OBJECTIVE » Gather all lines containing the string "следующего" and copy them out.

— BEGIN —

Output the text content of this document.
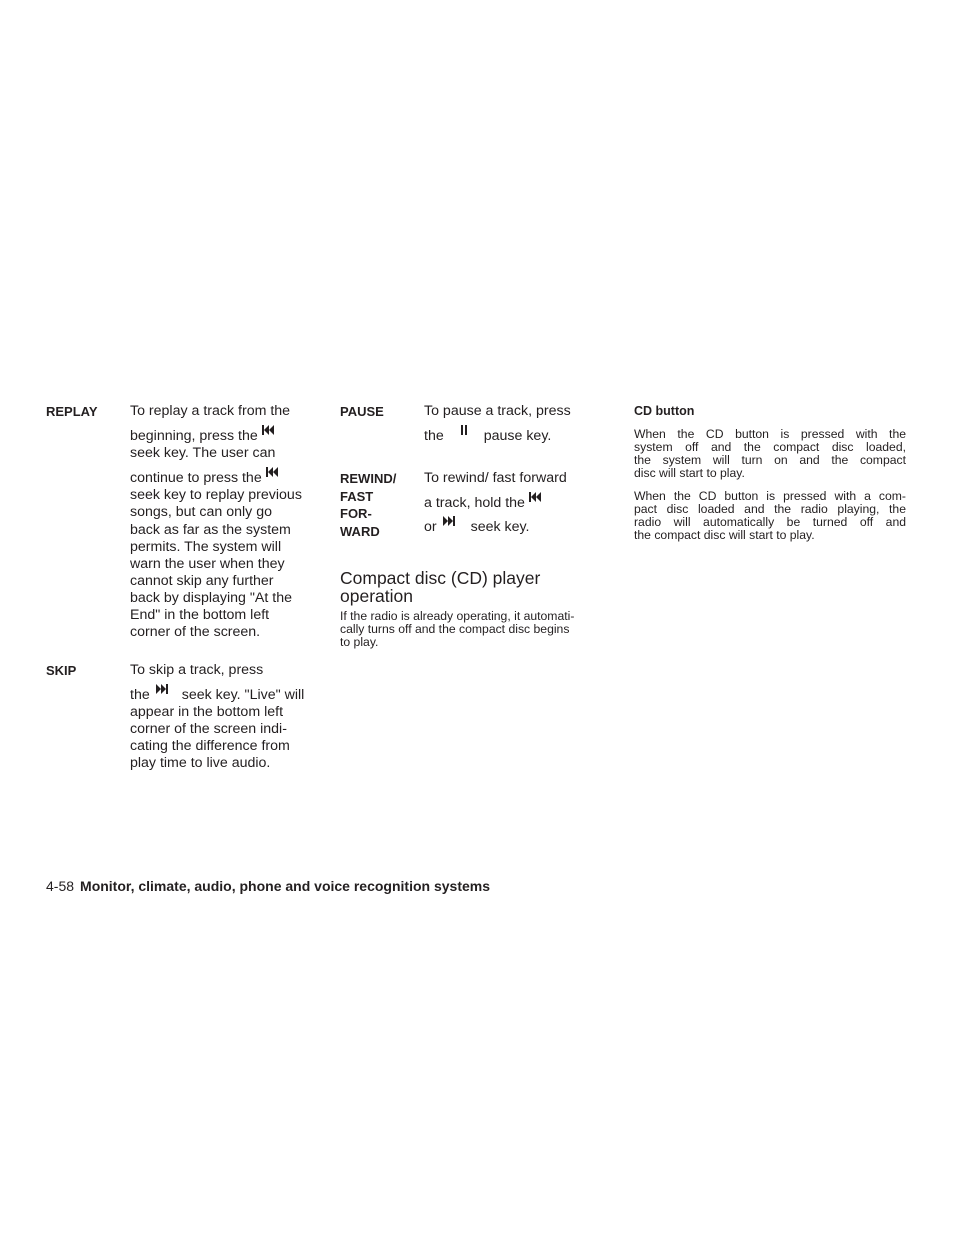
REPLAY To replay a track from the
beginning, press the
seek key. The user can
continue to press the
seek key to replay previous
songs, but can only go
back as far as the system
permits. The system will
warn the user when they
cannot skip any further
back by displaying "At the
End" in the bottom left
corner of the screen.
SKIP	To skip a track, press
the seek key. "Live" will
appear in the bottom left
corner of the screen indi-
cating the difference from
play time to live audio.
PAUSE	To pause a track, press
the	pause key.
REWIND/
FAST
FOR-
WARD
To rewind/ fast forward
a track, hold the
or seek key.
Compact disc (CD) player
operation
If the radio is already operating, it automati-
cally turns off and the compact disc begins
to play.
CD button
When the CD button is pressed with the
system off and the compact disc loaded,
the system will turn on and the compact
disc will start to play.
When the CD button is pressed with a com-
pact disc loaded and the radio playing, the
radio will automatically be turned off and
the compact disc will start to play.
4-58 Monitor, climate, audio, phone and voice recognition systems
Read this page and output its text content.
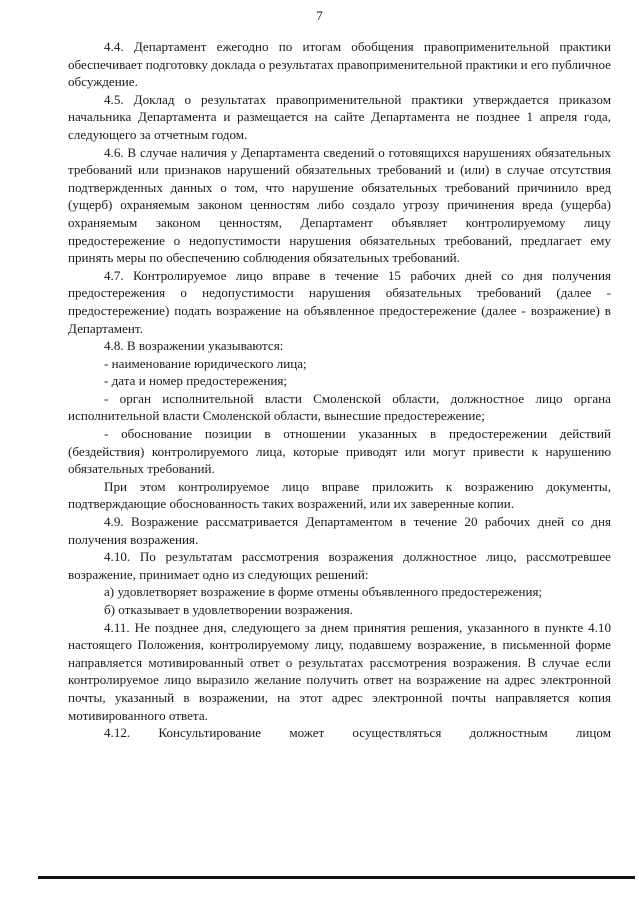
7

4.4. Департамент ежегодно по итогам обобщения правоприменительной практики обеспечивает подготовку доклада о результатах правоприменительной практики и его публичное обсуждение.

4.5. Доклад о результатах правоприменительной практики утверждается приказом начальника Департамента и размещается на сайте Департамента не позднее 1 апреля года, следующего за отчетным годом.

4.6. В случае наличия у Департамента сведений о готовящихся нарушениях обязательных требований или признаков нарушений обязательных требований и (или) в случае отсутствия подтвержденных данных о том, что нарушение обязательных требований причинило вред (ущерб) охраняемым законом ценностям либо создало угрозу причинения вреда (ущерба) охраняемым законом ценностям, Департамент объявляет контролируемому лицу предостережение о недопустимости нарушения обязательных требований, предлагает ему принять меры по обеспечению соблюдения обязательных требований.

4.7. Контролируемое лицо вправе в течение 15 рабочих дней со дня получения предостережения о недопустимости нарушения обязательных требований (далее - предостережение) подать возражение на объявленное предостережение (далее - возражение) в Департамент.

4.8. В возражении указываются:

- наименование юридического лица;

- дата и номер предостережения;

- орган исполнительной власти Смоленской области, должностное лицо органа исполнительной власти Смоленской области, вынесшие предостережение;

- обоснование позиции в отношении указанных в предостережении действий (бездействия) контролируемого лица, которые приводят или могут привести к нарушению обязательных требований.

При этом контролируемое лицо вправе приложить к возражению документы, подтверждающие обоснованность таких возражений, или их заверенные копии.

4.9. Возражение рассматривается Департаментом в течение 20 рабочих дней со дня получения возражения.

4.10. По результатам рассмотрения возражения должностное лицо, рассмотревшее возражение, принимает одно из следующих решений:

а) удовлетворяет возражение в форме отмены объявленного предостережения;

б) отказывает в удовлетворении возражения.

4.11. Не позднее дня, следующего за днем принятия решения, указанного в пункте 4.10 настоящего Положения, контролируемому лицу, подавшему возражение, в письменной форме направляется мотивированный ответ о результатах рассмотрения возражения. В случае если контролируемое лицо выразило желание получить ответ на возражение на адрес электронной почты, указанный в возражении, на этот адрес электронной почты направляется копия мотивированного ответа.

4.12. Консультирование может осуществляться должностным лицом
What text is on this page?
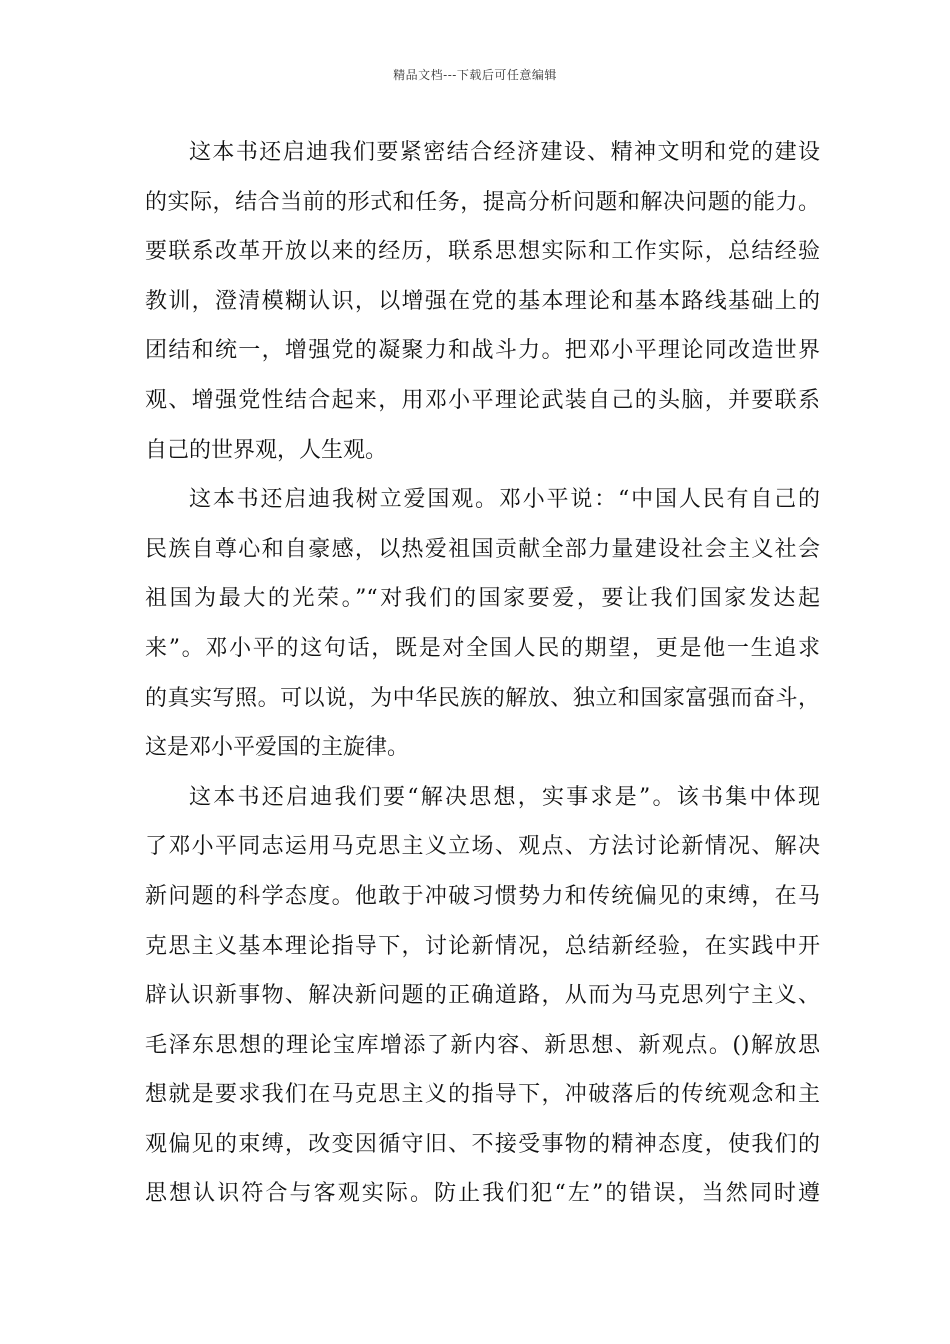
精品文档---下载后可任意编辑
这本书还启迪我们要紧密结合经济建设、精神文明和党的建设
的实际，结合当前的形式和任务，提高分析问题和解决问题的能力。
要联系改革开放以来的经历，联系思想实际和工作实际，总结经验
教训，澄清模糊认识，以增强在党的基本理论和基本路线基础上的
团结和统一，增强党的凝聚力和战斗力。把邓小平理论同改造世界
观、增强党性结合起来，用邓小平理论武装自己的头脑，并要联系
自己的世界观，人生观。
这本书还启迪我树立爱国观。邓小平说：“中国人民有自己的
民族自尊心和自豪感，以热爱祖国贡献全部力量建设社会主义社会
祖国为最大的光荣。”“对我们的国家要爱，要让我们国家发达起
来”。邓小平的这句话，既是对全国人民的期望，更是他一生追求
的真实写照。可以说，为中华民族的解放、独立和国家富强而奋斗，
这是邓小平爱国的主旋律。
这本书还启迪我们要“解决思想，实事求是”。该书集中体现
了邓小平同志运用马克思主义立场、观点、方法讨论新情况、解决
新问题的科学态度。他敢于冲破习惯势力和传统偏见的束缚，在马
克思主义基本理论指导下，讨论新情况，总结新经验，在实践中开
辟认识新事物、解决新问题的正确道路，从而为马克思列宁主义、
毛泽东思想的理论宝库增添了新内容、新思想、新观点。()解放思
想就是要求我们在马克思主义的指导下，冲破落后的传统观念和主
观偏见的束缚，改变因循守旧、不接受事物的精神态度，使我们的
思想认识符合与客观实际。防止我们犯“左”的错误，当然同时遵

— END —

COMPLETED TASK »
4.5. Доклад о результатах правоприменительной практики утверждается приказом начальника Департамента и размещается на сайте Департамента не позднее 1 апреля года, следующего за отчетным годом.
4.11. Не позднее дня, следующего за днем принятия решения, указанного в пункте 4.10 настоящего Положения, контролируемому лицу, подавшему возражение, в письменной форме направляется мотивированный ответ о результатах рассмотрения возражения. В случае если контролируемое лицо выразило желание получить ответ на возражение на адрес электронной почты, указанный в возражении, на этот адрес электронной почты направляется копия мотивированного ответа.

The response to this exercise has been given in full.